TASK TO COMPLETE | Exactly transcribe the span of lines from the one containing "Extract the structured" through the final line of the entries, inclusive, and nothing outside it. Exclude the pictures.

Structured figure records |
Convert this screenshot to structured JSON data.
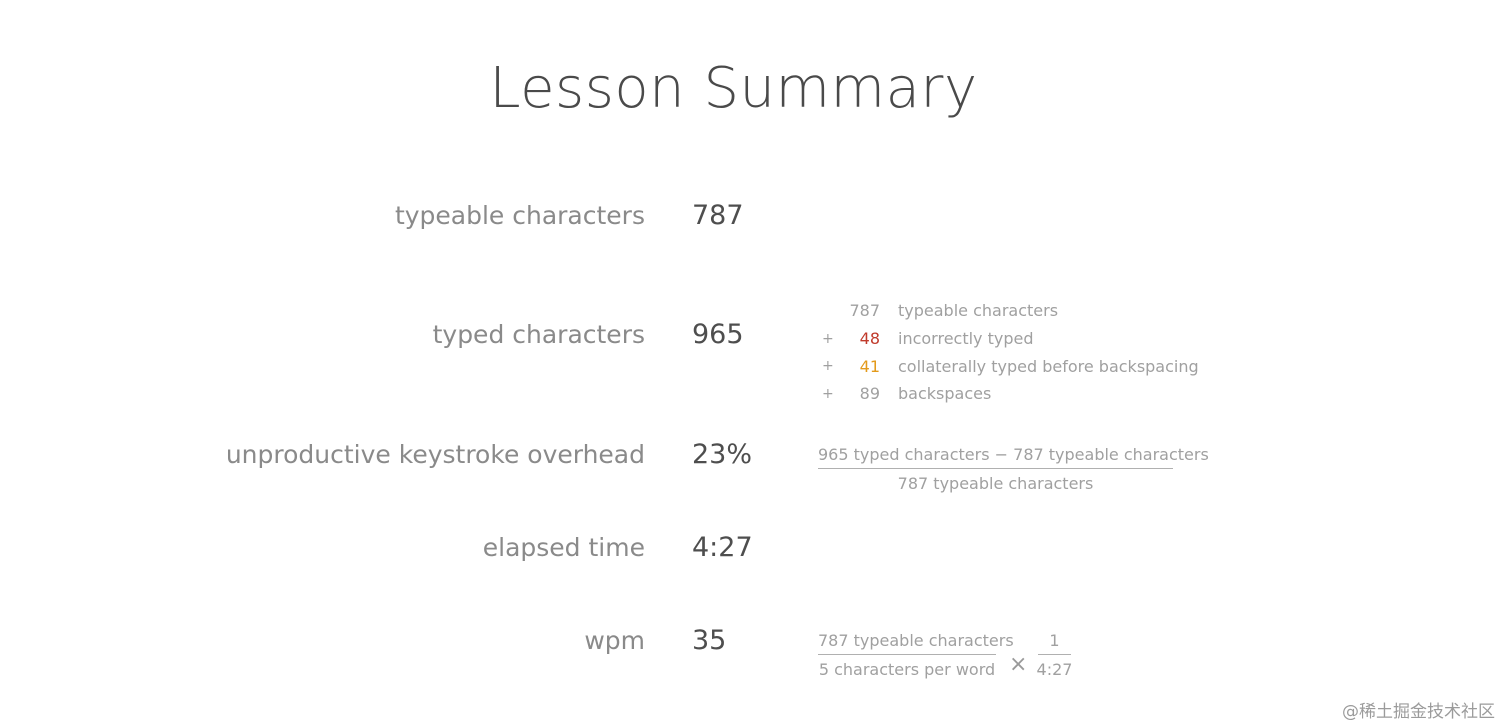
{
  "page": {
    "title": "Lesson Summary"
  },
  "rows": [
    {
      "label": "typeable characters",
      "value": "787"
    },
    {
      "label": "typed characters",
      "value": "965"
    },
    {
      "label": "unproductive keystroke overhead",
      "value": "23%"
    },
    {
      "label": "elapsed time",
      "value": "4:27"
    },
    {
      "label": "wpm",
      "value": "35"
    }
  ],
  "breakdown": [
    {
      "op": "",
      "num": "787",
      "text": "typeable characters"
    },
    {
      "op": "+",
      "num": "48",
      "text": "incorrectly typed",
      "color": "#c03a2b"
    },
    {
      "op": "+",
      "num": "41",
      "text": "collaterally typed before backspacing",
      "color": "#e39a1b"
    },
    {
      "op": "+",
      "num": "89",
      "text": "backspaces"
    }
  ],
  "overhead_formula": {
    "numerator": "965 typed characters − 787 typeable characters",
    "denominator": "787 typeable characters"
  },
  "wpm_formula": {
    "left_numerator": "787 typeable characters",
    "left_denominator": "5 characters per word",
    "operator": "×",
    "right_numerator": "1",
    "right_denominator": "4:27"
  },
  "watermark": "@稀土掘金技术社区"
}
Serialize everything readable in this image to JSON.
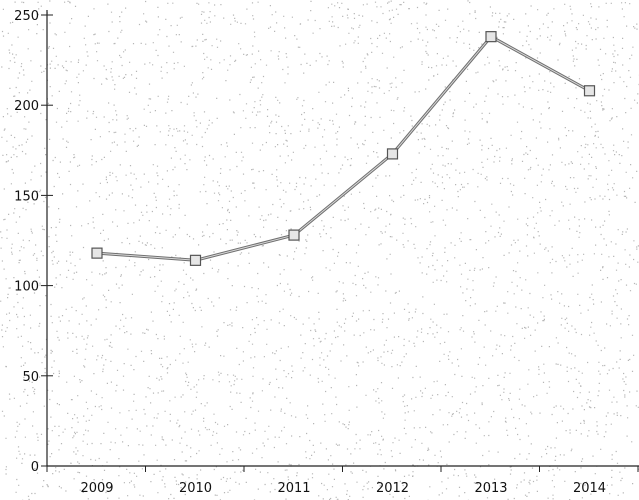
{
  "chart_data": {
    "type": "line",
    "title": "",
    "xlabel": "",
    "ylabel": "",
    "categories": [
      "2009",
      "2010",
      "2011",
      "2012",
      "2013",
      "2014"
    ],
    "series": [
      {
        "values": [
          118,
          114,
          128,
          173,
          238,
          208
        ]
      }
    ],
    "ylim": [
      0,
      250
    ],
    "yticks": [
      "0",
      "50",
      "100",
      "150",
      "200",
      "250"
    ],
    "grid": false,
    "legend": "none",
    "colors": {
      "line": "#6f6f6f",
      "marker_fill": "#e6e6e6",
      "axis": "#222222",
      "background": "#ffffff"
    }
  }
}
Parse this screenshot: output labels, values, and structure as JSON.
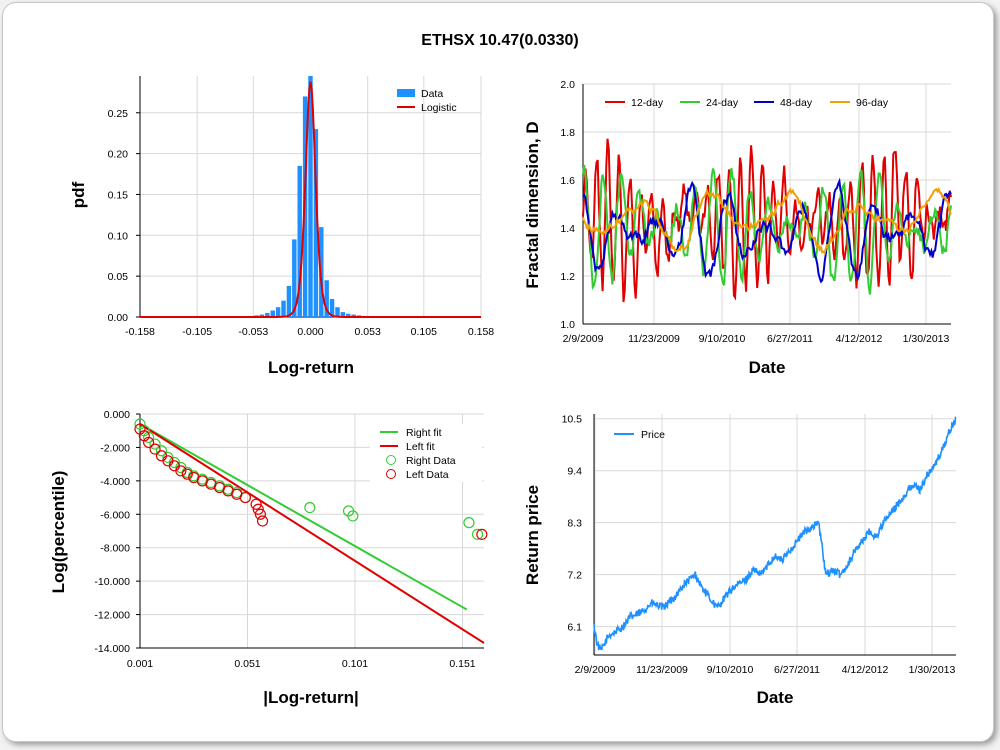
{
  "title": "ETHSX 10.47(0.0330)",
  "chart_data": [
    {
      "type": "bar",
      "xlabel": "Log-return",
      "ylabel": "pdf",
      "xlim": [
        -0.158,
        0.158
      ],
      "ylim": [
        0,
        0.295
      ],
      "xticks": [
        "-0.158",
        "-0.105",
        "-0.053",
        "0.000",
        "0.053",
        "0.105",
        "0.158"
      ],
      "xtick_values": [
        -0.158,
        -0.105,
        -0.053,
        0,
        0.053,
        0.105,
        0.158
      ],
      "yticks": [
        "0.00",
        "0.05",
        "0.10",
        "0.15",
        "0.20",
        "0.25"
      ],
      "ytick_values": [
        0,
        0.05,
        0.1,
        0.15,
        0.2,
        0.25
      ],
      "grid": true,
      "legend": "top-right",
      "series": [
        {
          "name": "Data",
          "color": "#1e90ff",
          "x": [
            -0.05,
            -0.045,
            -0.04,
            -0.035,
            -0.03,
            -0.025,
            -0.02,
            -0.015,
            -0.01,
            -0.005,
            0,
            0.005,
            0.01,
            0.015,
            0.02,
            0.025,
            0.03,
            0.035,
            0.04,
            0.045,
            0.05
          ],
          "values": [
            0.002,
            0.003,
            0.005,
            0.008,
            0.012,
            0.02,
            0.038,
            0.095,
            0.185,
            0.27,
            0.295,
            0.23,
            0.11,
            0.045,
            0.022,
            0.012,
            0.006,
            0.004,
            0.003,
            0.002,
            0.001
          ]
        },
        {
          "name": "Logistic",
          "color": "#e00000",
          "kind": "logistic",
          "scale": 0.0031,
          "peak": 0.288
        }
      ]
    },
    {
      "type": "line",
      "xlabel": "Date",
      "ylabel": "Fractal dimension, D",
      "ylim": [
        1.0,
        2.0
      ],
      "yticks": [
        "1.0",
        "1.2",
        "1.4",
        "1.6",
        "1.8",
        "2.0"
      ],
      "ytick_values": [
        1.0,
        1.2,
        1.4,
        1.6,
        1.8,
        2.0
      ],
      "xticks": [
        "2/9/2009",
        "11/23/2009",
        "9/10/2010",
        "6/27/2011",
        "4/12/2012",
        "1/30/2013"
      ],
      "grid": true,
      "legend": "top-left",
      "series": [
        {
          "name": "12-day",
          "color": "#e00000"
        },
        {
          "name": "24-day",
          "color": "#33cc33"
        },
        {
          "name": "48-day",
          "color": "#0000cc"
        },
        {
          "name": "96-day",
          "color": "#f0a000"
        }
      ]
    },
    {
      "type": "scatter",
      "xlabel": "|Log-return|",
      "ylabel": "Log(percentile)",
      "xlim": [
        0.001,
        0.161
      ],
      "ylim": [
        -14,
        0
      ],
      "xticks": [
        "0.001",
        "0.051",
        "0.101",
        "0.151"
      ],
      "xtick_values": [
        0.001,
        0.051,
        0.101,
        0.151
      ],
      "yticks": [
        "0.000",
        "-2.000",
        "-4.000",
        "-6.000",
        "-8.000",
        "-10.000",
        "-12.000",
        "-14.000"
      ],
      "ytick_values": [
        0,
        -2,
        -4,
        -6,
        -8,
        -10,
        -12,
        -14
      ],
      "grid": true,
      "legend": "top-right",
      "fits": [
        {
          "name": "Right fit",
          "color": "#33cc33",
          "x": [
            0.001,
            0.153
          ],
          "y": [
            -0.6,
            -11.7
          ]
        },
        {
          "name": "Left fit",
          "color": "#e00000",
          "x": [
            0.001,
            0.161
          ],
          "y": [
            -0.6,
            -13.7
          ]
        }
      ],
      "series": [
        {
          "name": "Right Data",
          "color": "#33cc33",
          "x": [
            0.001,
            0.003,
            0.005,
            0.008,
            0.011,
            0.014,
            0.017,
            0.02,
            0.023,
            0.026,
            0.03,
            0.034,
            0.038,
            0.042,
            0.046,
            0.05,
            0.08,
            0.098,
            0.1,
            0.154,
            0.158
          ],
          "y": [
            -0.6,
            -1.0,
            -1.4,
            -1.8,
            -2.2,
            -2.6,
            -2.9,
            -3.2,
            -3.5,
            -3.7,
            -3.9,
            -4.1,
            -4.3,
            -4.5,
            -4.7,
            -5.0,
            -5.6,
            -5.8,
            -6.1,
            -6.5,
            -7.2
          ]
        },
        {
          "name": "Left Data",
          "color": "#e00000",
          "x": [
            0.001,
            0.003,
            0.005,
            0.008,
            0.011,
            0.014,
            0.017,
            0.02,
            0.023,
            0.026,
            0.03,
            0.034,
            0.038,
            0.042,
            0.046,
            0.05,
            0.055,
            0.056,
            0.057,
            0.058,
            0.16
          ],
          "y": [
            -0.9,
            -1.3,
            -1.7,
            -2.1,
            -2.5,
            -2.8,
            -3.1,
            -3.4,
            -3.6,
            -3.8,
            -4.0,
            -4.2,
            -4.4,
            -4.6,
            -4.8,
            -5.0,
            -5.4,
            -5.7,
            -6.0,
            -6.4,
            -7.2
          ]
        }
      ]
    },
    {
      "type": "line",
      "xlabel": "Date",
      "ylabel": "Return price",
      "ylim": [
        5.5,
        10.6
      ],
      "yticks": [
        "6.1",
        "7.2",
        "8.3",
        "9.4",
        "10.5"
      ],
      "ytick_values": [
        6.1,
        7.2,
        8.3,
        9.4,
        10.5
      ],
      "xticks": [
        "2/9/2009",
        "11/23/2009",
        "9/10/2010",
        "6/27/2011",
        "4/12/2012",
        "1/30/2013"
      ],
      "grid": true,
      "legend": "top-left",
      "series": [
        {
          "name": "Price",
          "color": "#1e90ff",
          "t": [
            0,
            0.01,
            0.02,
            0.04,
            0.06,
            0.08,
            0.1,
            0.13,
            0.16,
            0.19,
            0.22,
            0.25,
            0.28,
            0.3,
            0.32,
            0.34,
            0.36,
            0.38,
            0.4,
            0.42,
            0.44,
            0.46,
            0.48,
            0.5,
            0.52,
            0.54,
            0.56,
            0.58,
            0.6,
            0.62,
            0.63,
            0.64,
            0.66,
            0.68,
            0.7,
            0.72,
            0.74,
            0.76,
            0.78,
            0.8,
            0.82,
            0.84,
            0.86,
            0.88,
            0.9,
            0.92,
            0.94,
            0.96,
            0.98,
            1.0
          ],
          "values": [
            6.1,
            5.7,
            5.6,
            5.9,
            6.0,
            6.1,
            6.3,
            6.4,
            6.6,
            6.5,
            6.7,
            7.0,
            7.2,
            6.9,
            6.7,
            6.5,
            6.7,
            6.9,
            7.0,
            7.1,
            7.3,
            7.2,
            7.4,
            7.6,
            7.5,
            7.7,
            7.9,
            8.1,
            8.2,
            8.3,
            7.8,
            7.2,
            7.3,
            7.2,
            7.4,
            7.7,
            7.9,
            8.1,
            8.0,
            8.3,
            8.5,
            8.7,
            8.9,
            9.1,
            9.0,
            9.3,
            9.5,
            9.8,
            10.2,
            10.5
          ]
        }
      ]
    }
  ]
}
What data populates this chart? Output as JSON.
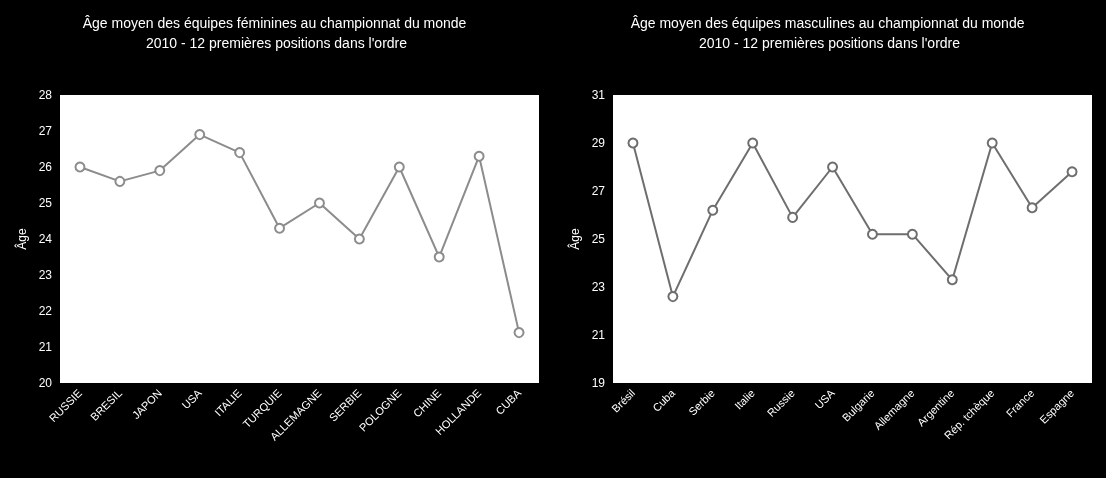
{
  "chart_data": [
    {
      "type": "line",
      "title": "Âge moyen des équipes féminines au championnat du monde 2010 - 12 premières positions dans l'ordre",
      "ylabel": "Âge",
      "categories": [
        "RUSSIE",
        "BRESIL",
        "JAPON",
        "USA",
        "ITALIE",
        "TURQUIE",
        "ALLEMAGNE",
        "SERBIE",
        "POLOGNE",
        "CHINE",
        "HOLLANDE",
        "CUBA"
      ],
      "series": [
        {
          "color": "#8c8c8c",
          "values": [
            26.0,
            25.6,
            25.9,
            26.9,
            26.4,
            24.3,
            25.0,
            24.0,
            26.0,
            23.5,
            26.3,
            21.4
          ]
        }
      ],
      "ylim": [
        20,
        28
      ],
      "yticks": [
        20,
        21,
        22,
        23,
        24,
        25,
        26,
        27,
        28
      ],
      "grid": false,
      "marker": "circle",
      "line_style": "solid"
    },
    {
      "type": "line",
      "title": "Âge moyen des équipes masculines au championnat du monde 2010 - 12 premières positions dans l'ordre",
      "ylabel": "Âge",
      "categories": [
        "Brésil",
        "Cuba",
        "Serbie",
        "Italie",
        "Russie",
        "USA",
        "Bulgarie",
        "Allemagne",
        "Argentine",
        "Rép. tchèque",
        "France",
        "Espagne"
      ],
      "series": [
        {
          "color": "#6e6e6e",
          "values": [
            29.0,
            22.6,
            26.2,
            29.0,
            25.9,
            28.0,
            25.2,
            25.2,
            23.3,
            29.0,
            26.3,
            27.8
          ]
        }
      ],
      "ylim": [
        19,
        31
      ],
      "yticks": [
        19,
        21,
        23,
        25,
        27,
        29,
        31
      ],
      "grid": false,
      "marker": "circle",
      "line_style": "solid"
    }
  ]
}
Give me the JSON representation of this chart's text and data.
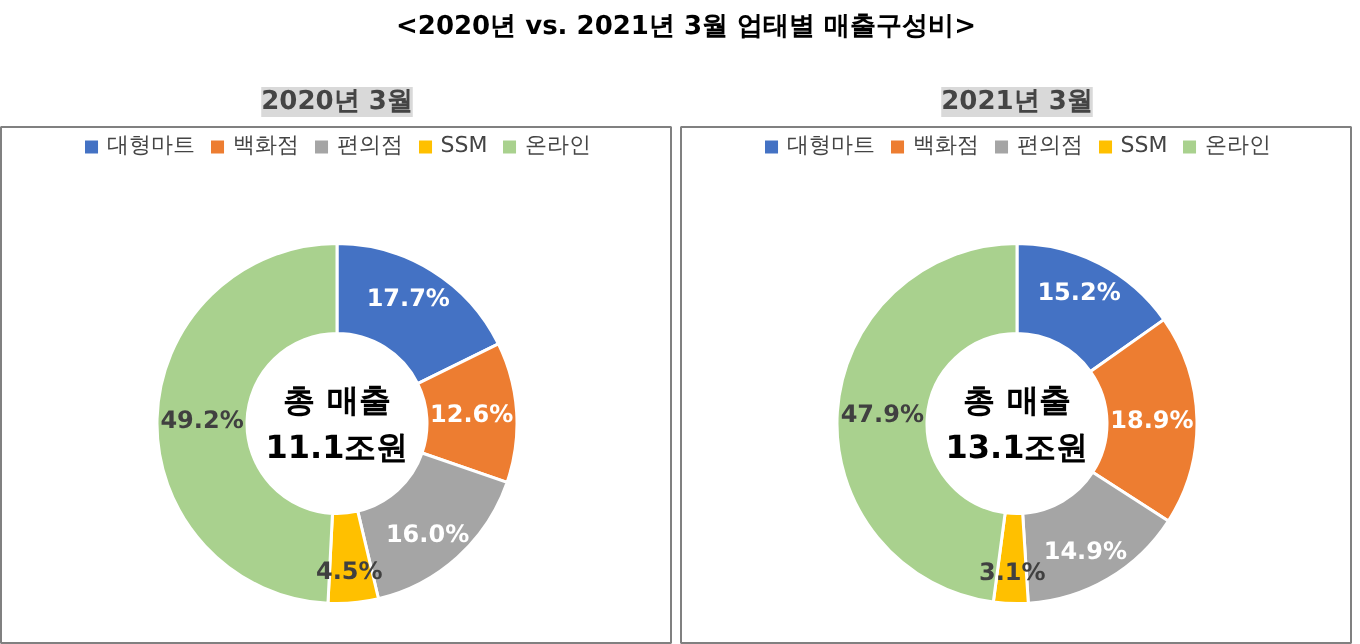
{
  "chart_data": [
    {
      "type": "donut",
      "title": "<2020년 vs. 2021년 3월 업태별 매출구성비>",
      "subtitle": "2020년 3월",
      "categories": [
        "대형마트",
        "백화점",
        "편의점",
        "SSM",
        "온라인"
      ],
      "values": [
        17.7,
        12.6,
        16.0,
        4.5,
        49.2
      ],
      "colors": [
        "#4472c4",
        "#ed7d31",
        "#a5a5a5",
        "#ffc000",
        "#a9d18e"
      ],
      "value_labels": [
        "17.7%",
        "12.6%",
        "16.0%",
        "4.5%",
        "49.2%"
      ],
      "annotations": [
        "총 매출\n11.1조원"
      ],
      "legend": "top"
    },
    {
      "type": "donut",
      "subtitle": "2021년 3월",
      "categories": [
        "대형마트",
        "백화점",
        "편의점",
        "SSM",
        "온라인"
      ],
      "values": [
        15.2,
        18.9,
        14.9,
        3.1,
        47.9
      ],
      "colors": [
        "#4472c4",
        "#ed7d31",
        "#a5a5a5",
        "#ffc000",
        "#a9d18e"
      ],
      "value_labels": [
        "15.2%",
        "18.9%",
        "14.9%",
        "3.1%",
        "47.9%"
      ],
      "annotations": [
        "총 매출\n13.1조원"
      ],
      "legend": "top"
    }
  ]
}
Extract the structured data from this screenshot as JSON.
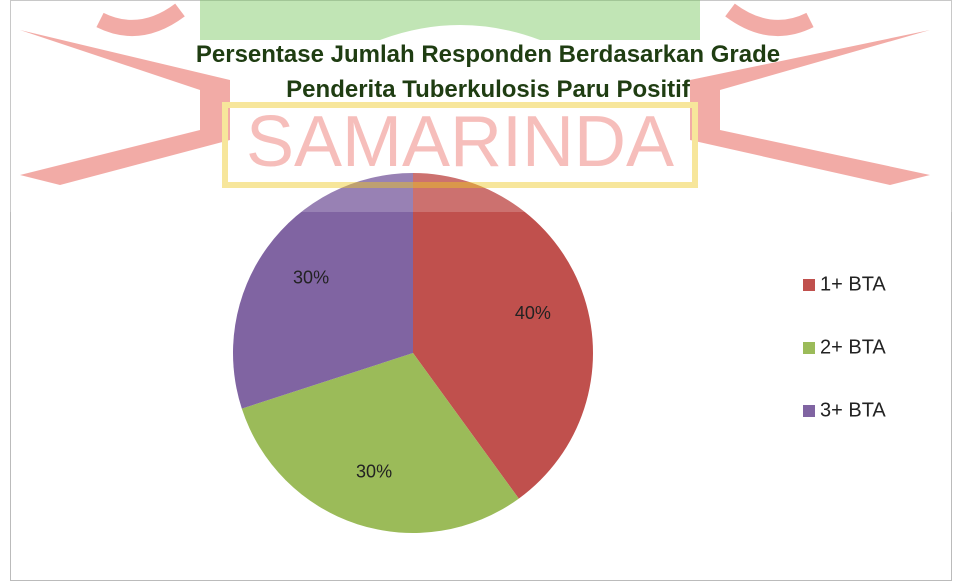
{
  "chart_data": {
    "type": "pie",
    "title": "Persentase Jumlah Responden Berdasarkan Grade Penderita Tuberkulosis Paru Positif",
    "watermark": "SAMARINDA",
    "categories": [
      "1+ BTA",
      "2+ BTA",
      "3+ BTA"
    ],
    "values": [
      40,
      30,
      30
    ],
    "value_labels": [
      "40%",
      "30%",
      "30%"
    ],
    "colors": [
      "#c0504d",
      "#9bbb59",
      "#8064a2"
    ],
    "legend": "right"
  }
}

ANSWER TO THIS EXERCISE |
Extract the structured data from this screenshot as JSON.
{
  "chart_data": {
    "type": "pie",
    "title": "Persentase Jumlah Responden Berdasarkan Grade Penderita Tuberkulosis Paru Positif",
    "watermark": "SAMARINDA",
    "categories": [
      "1+ BTA",
      "2+ BTA",
      "3+ BTA"
    ],
    "values": [
      40,
      30,
      30
    ],
    "value_labels": [
      "40%",
      "30%",
      "30%"
    ],
    "colors": [
      "#c0504d",
      "#9bbb59",
      "#8064a2"
    ],
    "legend": "right"
  }
}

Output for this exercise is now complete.